THE REQUEST:
Reproduce the stretch of the listing from the line containing "category-label: 1FD bbox=[338, 37, 372, 56]" through the line containing "data-point-marker bbox=[578, 334, 592, 348]", keeping both of those lines and every line between them unchanged.

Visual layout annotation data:
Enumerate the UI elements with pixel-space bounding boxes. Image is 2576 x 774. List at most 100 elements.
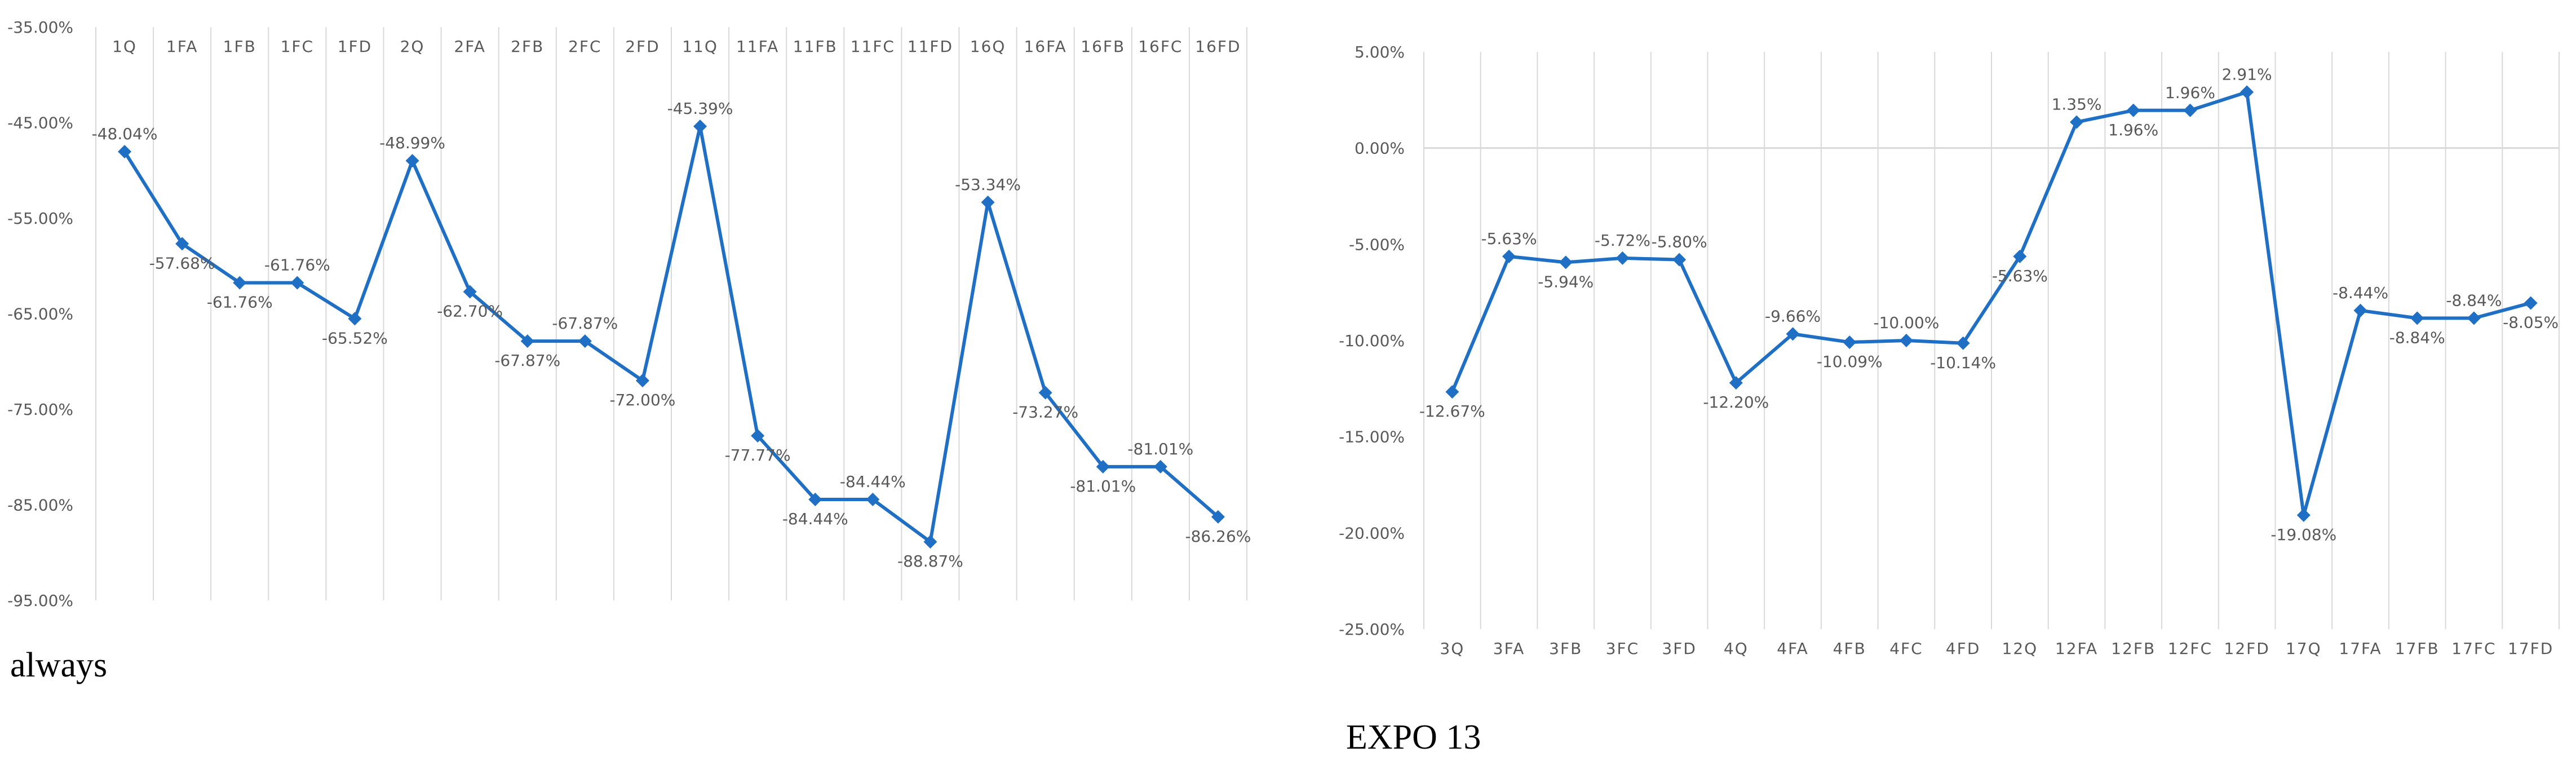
category-label: 1FD bbox=[338, 37, 372, 56]
category-label: 11Q bbox=[682, 37, 718, 56]
data-point-marker bbox=[1153, 459, 1167, 474]
data-label: 1.96% bbox=[2165, 83, 2215, 102]
data-point-marker bbox=[1502, 249, 1516, 263]
data-label: -8.84% bbox=[2389, 328, 2445, 347]
data-point-marker bbox=[578, 334, 592, 348]
chart-expo-13: 5.00% 0.00% -5.00% -10.00% -15.00% -20.00% -25… bbox=[1339, 43, 2560, 658]
data-label: 2.91% bbox=[2222, 65, 2272, 83]
y-tick-label: -10.00% bbox=[1339, 331, 1405, 350]
data-point-marker bbox=[1096, 459, 1110, 474]
chart-always: -35.00% -45.00% -55.00% -65.00% -75.00% -85.0… bbox=[7, 18, 1251, 610]
data-point-marker bbox=[693, 120, 707, 134]
category-label: 17Q bbox=[2286, 639, 2322, 658]
category-label: 2FA bbox=[454, 37, 486, 56]
data-label: -84.44% bbox=[840, 472, 906, 491]
category-label: 2FB bbox=[511, 37, 544, 56]
data-label: 1.35% bbox=[2052, 95, 2102, 114]
data-point-marker bbox=[1559, 255, 1573, 269]
data-point-marker bbox=[635, 374, 649, 388]
data-label: -57.68% bbox=[149, 254, 215, 272]
data-point-marker bbox=[2353, 303, 2367, 317]
category-label: 12FD bbox=[2224, 639, 2270, 658]
data-label: -53.34% bbox=[955, 175, 1021, 194]
category-label: 17FC bbox=[2451, 639, 2496, 658]
category-label: 17FD bbox=[2508, 639, 2553, 658]
data-point-marker bbox=[1786, 327, 1800, 341]
data-label: -62.70% bbox=[437, 302, 503, 321]
y-tick-label: -55.00% bbox=[7, 209, 73, 228]
category-label: 4Q bbox=[1724, 639, 1749, 658]
data-label: -8.05% bbox=[2503, 313, 2559, 331]
data-label: -88.87% bbox=[897, 552, 963, 570]
y-tick-label: -25.00% bbox=[1339, 620, 1405, 639]
data-point-marker bbox=[233, 276, 247, 290]
category-label: 11FC bbox=[851, 37, 895, 56]
category-label: 1FB bbox=[223, 37, 256, 56]
data-label: 1.96% bbox=[2108, 121, 2158, 139]
category-label: 16FC bbox=[1138, 37, 1183, 56]
data-label: -5.63% bbox=[1992, 267, 2048, 285]
data-point-marker bbox=[923, 535, 937, 549]
data-label: -10.00% bbox=[1874, 313, 1940, 332]
category-label: 2FD bbox=[625, 37, 660, 56]
data-point-marker bbox=[2524, 296, 2538, 310]
data-point-marker bbox=[175, 237, 189, 251]
data-label: -5.63% bbox=[1481, 229, 1537, 248]
data-point-marker bbox=[118, 145, 132, 159]
category-label: 2Q bbox=[400, 37, 425, 56]
category-label: 16FD bbox=[1195, 37, 1241, 56]
category-label: 17FB bbox=[2395, 639, 2440, 658]
category-label: 4FA bbox=[1777, 639, 1809, 658]
data-label: -65.52% bbox=[322, 329, 388, 347]
data-point-marker bbox=[2183, 103, 2197, 117]
data-label: -86.26% bbox=[1185, 527, 1251, 546]
category-label: 3FB bbox=[1549, 639, 1582, 658]
data-point-marker bbox=[1843, 335, 1857, 350]
y-tick-label: -45.00% bbox=[7, 114, 73, 132]
data-point-marker bbox=[2070, 115, 2084, 129]
data-point-marker bbox=[1211, 510, 1225, 524]
data-point-marker bbox=[348, 312, 362, 326]
data-label: -12.20% bbox=[1703, 393, 1769, 412]
series-line bbox=[123, 125, 1219, 544]
data-point-marker bbox=[2296, 508, 2311, 522]
category-label: 2FC bbox=[568, 37, 601, 56]
data-point-marker bbox=[2126, 103, 2140, 117]
data-label: -48.99% bbox=[379, 134, 445, 152]
category-label: 3FD bbox=[1662, 639, 1696, 658]
data-point-marker bbox=[1729, 376, 1743, 390]
category-label: 3FA bbox=[1493, 639, 1525, 658]
data-label: -67.87% bbox=[494, 351, 560, 370]
data-label: -45.39% bbox=[667, 99, 733, 118]
data-point-marker bbox=[1038, 386, 1052, 400]
y-tick-label: -35.00% bbox=[7, 18, 73, 37]
caption-always: always bbox=[10, 646, 107, 684]
data-point-marker bbox=[463, 285, 477, 299]
data-point-marker bbox=[1672, 253, 1687, 267]
y-tick-label: -65.00% bbox=[7, 305, 73, 324]
data-label: -81.01% bbox=[1070, 477, 1136, 496]
category-label: 4FB bbox=[1833, 639, 1866, 658]
category-label: 3FC bbox=[1606, 639, 1639, 658]
data-point-marker bbox=[2240, 85, 2254, 99]
y-tick-label: -75.00% bbox=[7, 400, 73, 419]
data-label: -19.08% bbox=[2270, 525, 2336, 544]
data-label: -48.04% bbox=[92, 125, 158, 143]
y-tick-label: -95.00% bbox=[7, 591, 73, 610]
category-label: 12Q bbox=[2002, 639, 2038, 658]
category-label: 12FA bbox=[2055, 639, 2098, 658]
category-label: 12FC bbox=[2168, 639, 2212, 658]
data-label: -8.44% bbox=[2332, 284, 2388, 302]
y-tick-label: -85.00% bbox=[7, 496, 73, 515]
data-label: -77.77% bbox=[725, 446, 791, 465]
category-label: 16FB bbox=[1081, 37, 1125, 56]
data-point-marker bbox=[520, 334, 534, 348]
data-point-marker bbox=[981, 195, 995, 209]
category-label: 12FB bbox=[2111, 639, 2155, 658]
y-tick-label: 0.00% bbox=[1355, 139, 1405, 158]
category-label: 1Q bbox=[112, 37, 137, 56]
data-label: -84.44% bbox=[782, 510, 848, 528]
data-point-marker bbox=[1956, 336, 1970, 350]
category-label: 4FC bbox=[1889, 639, 1923, 658]
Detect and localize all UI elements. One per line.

WRITTEN SOLUTION:
category-label: 1FD bbox=[338, 37, 372, 56]
category-label: 11Q bbox=[682, 37, 718, 56]
data-point-marker bbox=[1153, 459, 1167, 474]
data-label: 1.96% bbox=[2165, 83, 2215, 102]
data-point-marker bbox=[1502, 249, 1516, 263]
data-label: -8.84% bbox=[2389, 328, 2445, 347]
data-point-marker bbox=[578, 334, 592, 348]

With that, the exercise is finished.